**Listed entries**
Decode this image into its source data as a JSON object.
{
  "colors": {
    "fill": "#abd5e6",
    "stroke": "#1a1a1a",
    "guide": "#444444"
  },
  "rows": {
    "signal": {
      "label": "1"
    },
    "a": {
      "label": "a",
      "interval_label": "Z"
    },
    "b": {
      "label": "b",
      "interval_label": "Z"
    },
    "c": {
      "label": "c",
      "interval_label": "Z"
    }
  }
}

**Task**
Write down the full listing again, exactly.

**Solution**
Decode this image into its source data as a JSON object.
{
  "colors": {
    "fill": "#abd5e6",
    "stroke": "#1a1a1a",
    "guide": "#444444"
  },
  "rows": {
    "signal": {
      "label": "1"
    },
    "a": {
      "label": "a",
      "interval_label": "Z"
    },
    "b": {
      "label": "b",
      "interval_label": "Z"
    },
    "c": {
      "label": "c",
      "interval_label": "Z"
    }
  }
}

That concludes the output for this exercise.